» **Data for this task**
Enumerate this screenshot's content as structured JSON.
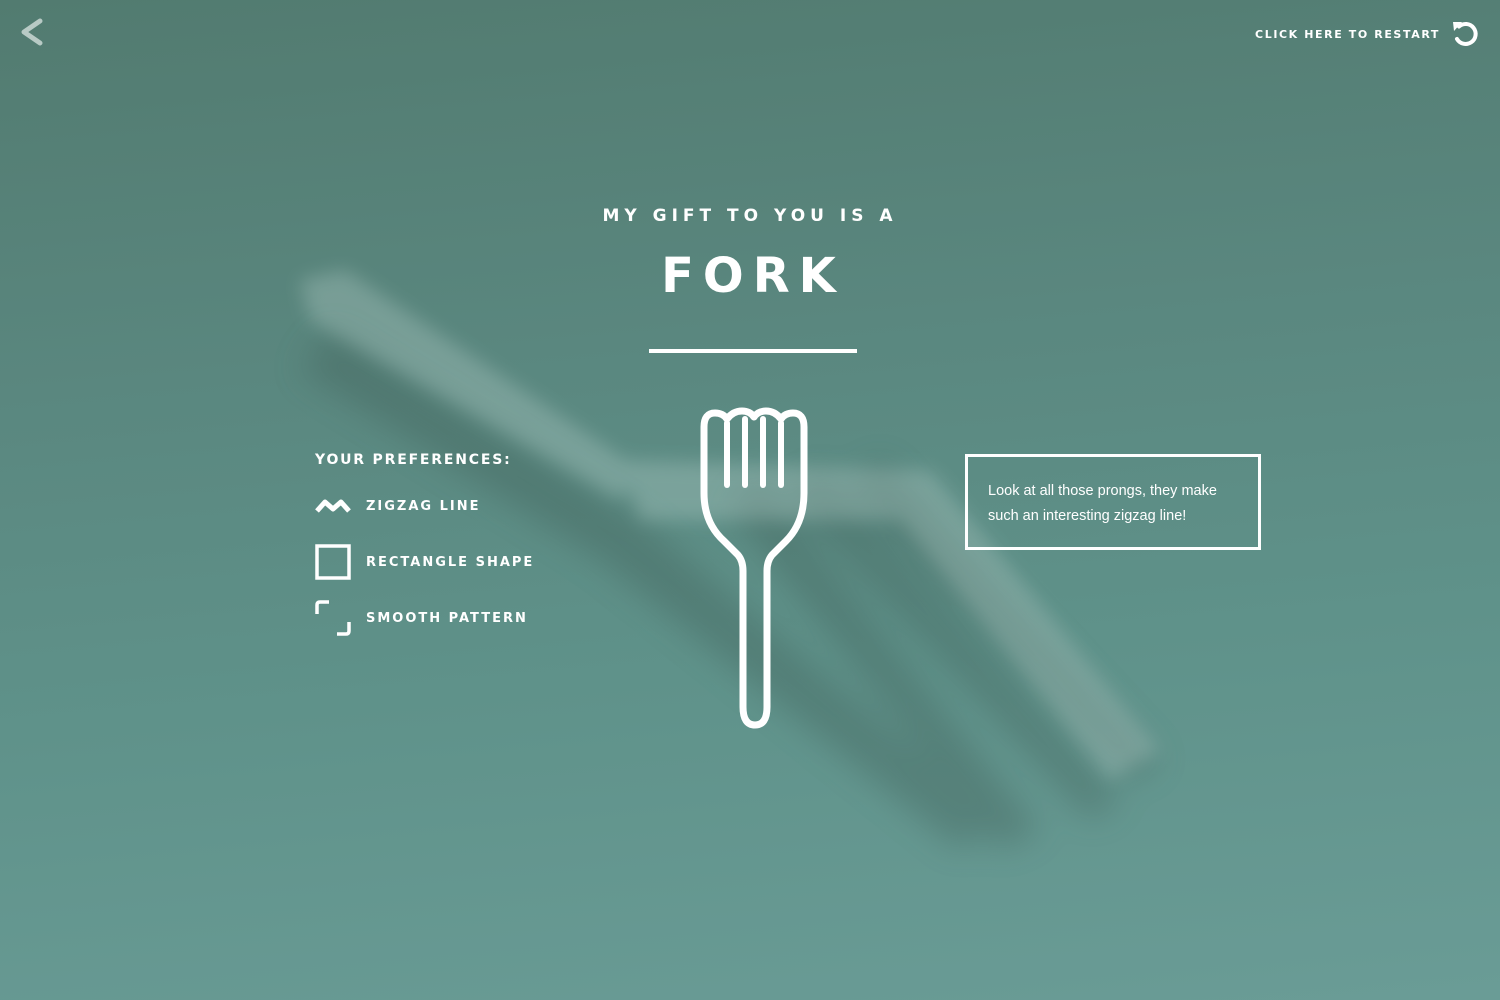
{
  "header": {
    "restart_label": "CLICK HERE TO RESTART"
  },
  "icons": {
    "back": "chevron-left-icon",
    "restart": "restart-icon",
    "fork": "fork-icon",
    "zigzag": "zigzag-icon",
    "rectangle": "rectangle-icon",
    "pattern": "corner-pattern-icon"
  },
  "result": {
    "subtitle": "MY GIFT TO YOU IS A",
    "title": "FORK"
  },
  "preferences": {
    "heading": "YOUR PREFERENCES:",
    "items": [
      {
        "label": "ZIGZAG LINE"
      },
      {
        "label": "RECTANGLE SHAPE"
      },
      {
        "label": "SMOOTH PATTERN"
      }
    ]
  },
  "note": {
    "text": "Look at all those prongs, they make such an interesting zigzag line!"
  },
  "colors": {
    "background": "#5a877f",
    "foreground": "#ffffff"
  }
}
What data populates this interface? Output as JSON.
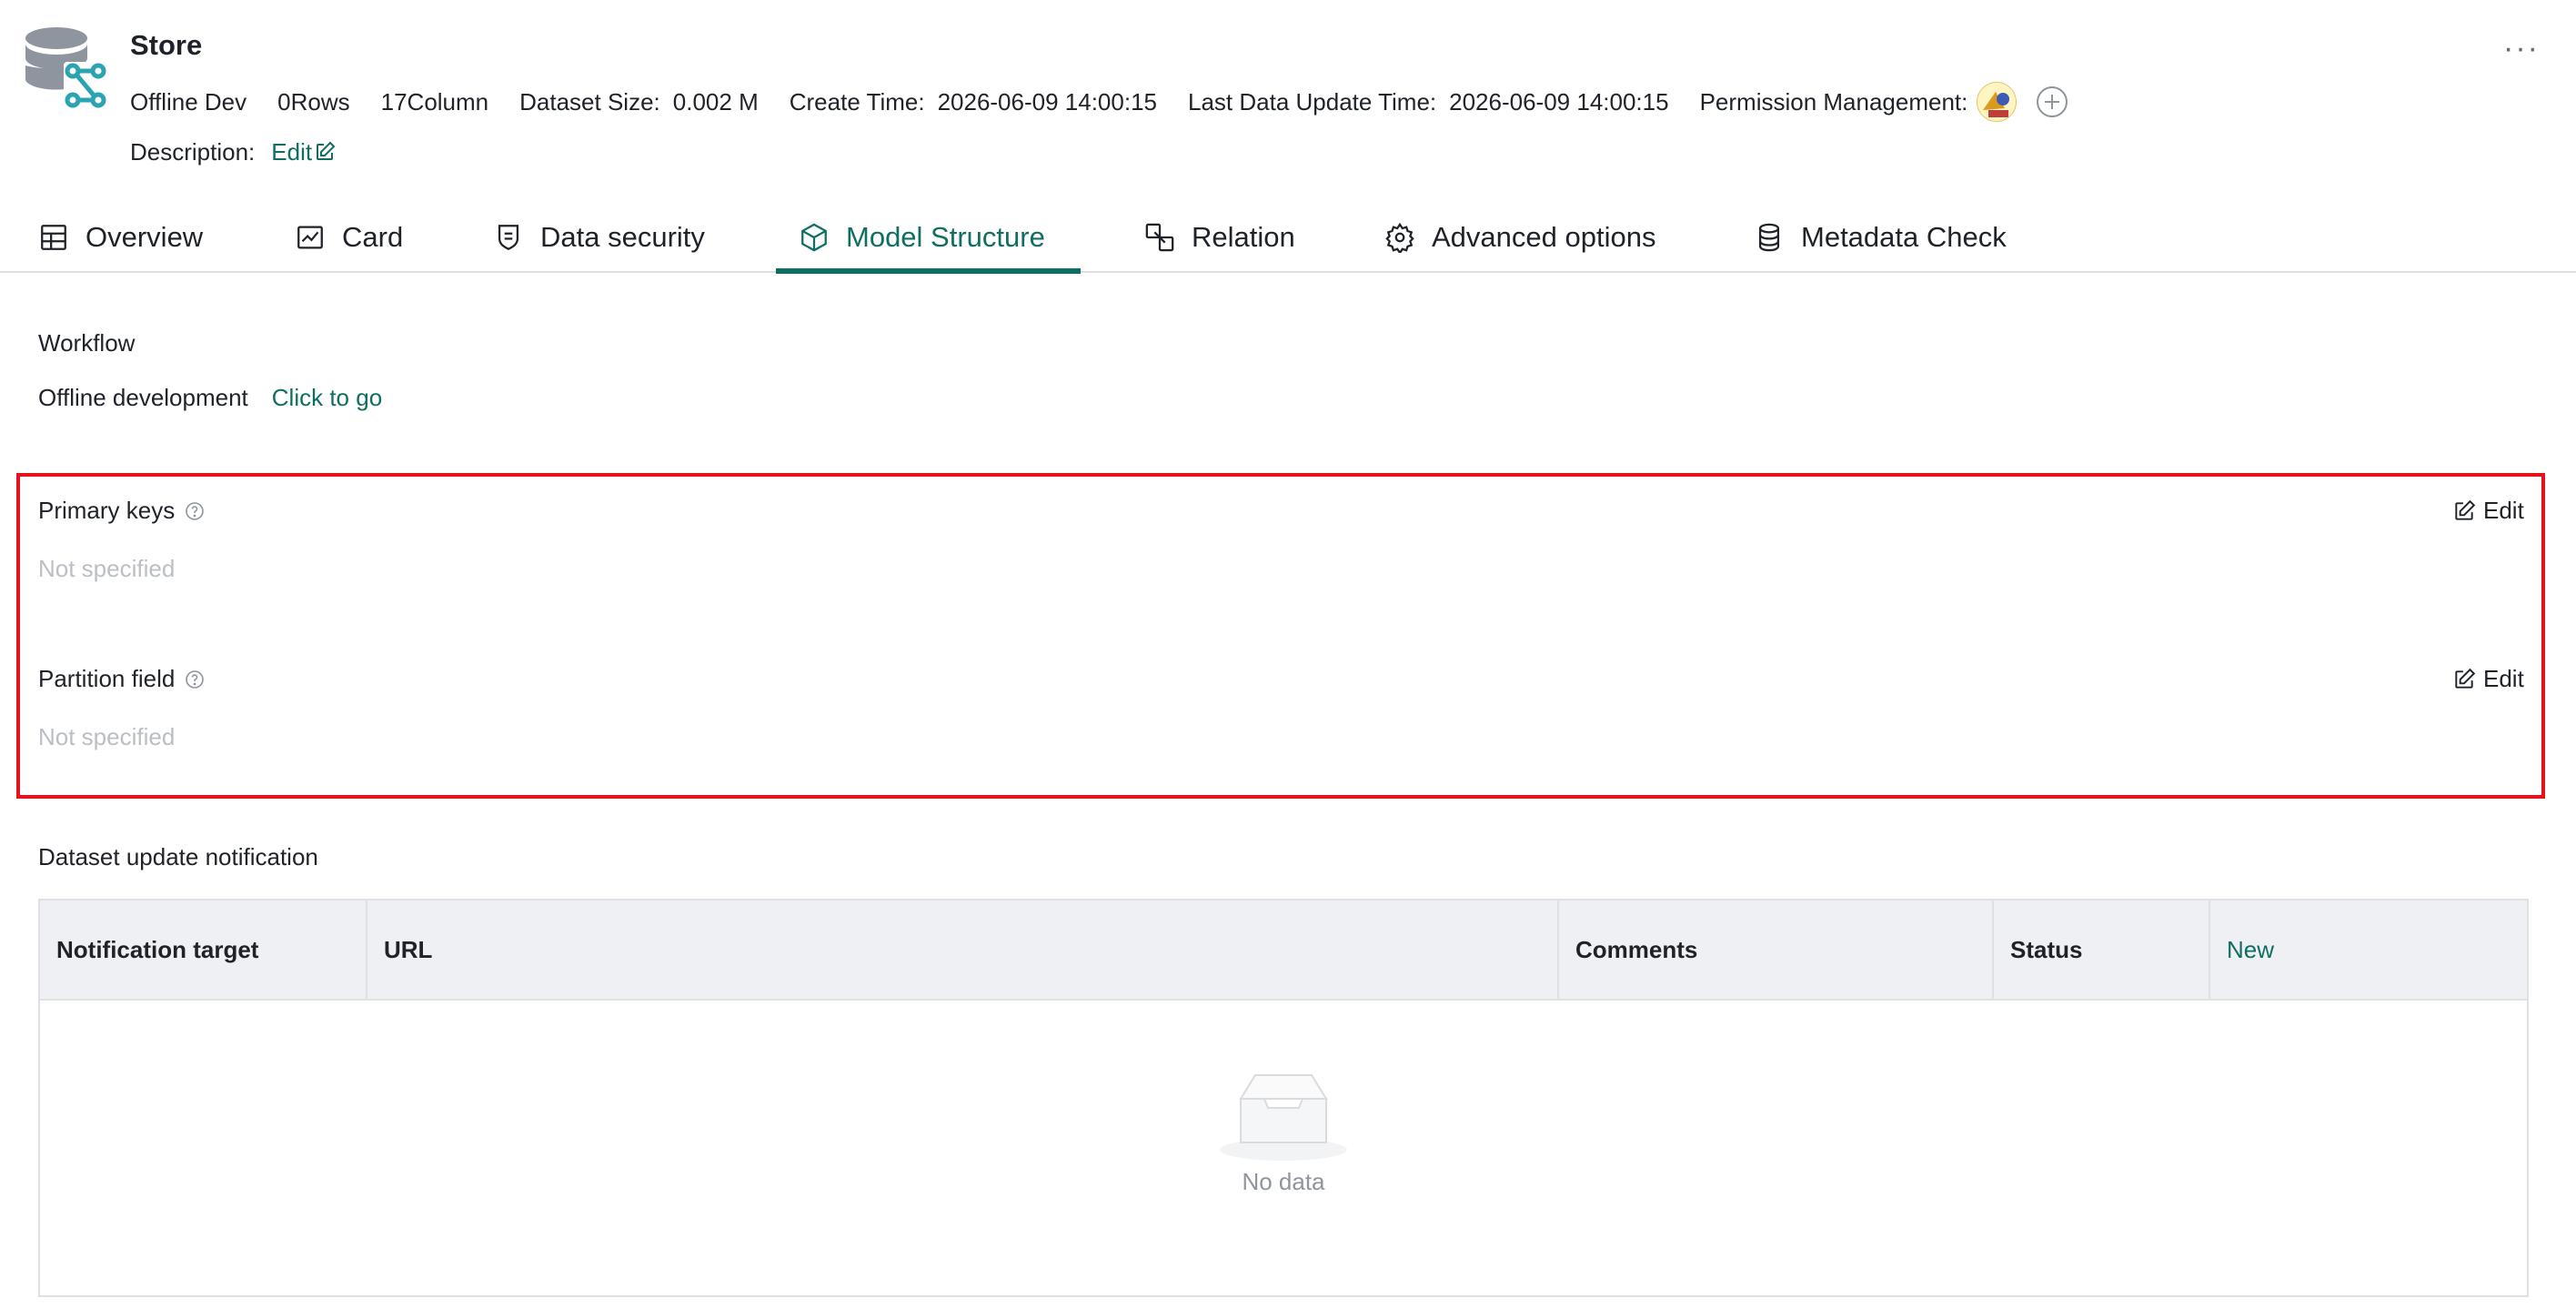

» **Your task**
Give back the whole listing as it stands, minus its pictures.

» **The reply**
Enumerate this screenshot's content as structured JSON.
{
  "header": {
    "restart_label": "CLICK HERE TO RESTART"
  },
  "icons": {
    "back": "chevron-left-icon",
    "restart": "restart-icon",
    "fork": "fork-icon",
    "zigzag": "zigzag-icon",
    "rectangle": "rectangle-icon",
    "pattern": "corner-pattern-icon"
  },
  "result": {
    "subtitle": "MY GIFT TO YOU IS A",
    "title": "FORK"
  },
  "preferences": {
    "heading": "YOUR PREFERENCES:",
    "items": [
      {
        "label": "ZIGZAG LINE"
      },
      {
        "label": "RECTANGLE SHAPE"
      },
      {
        "label": "SMOOTH PATTERN"
      }
    ]
  },
  "note": {
    "text": "Look at all those prongs, they make such an interesting zigzag line!"
  },
  "colors": {
    "background": "#5a877f",
    "foreground": "#ffffff"
  }
}
What data populates this interface? Output as JSON.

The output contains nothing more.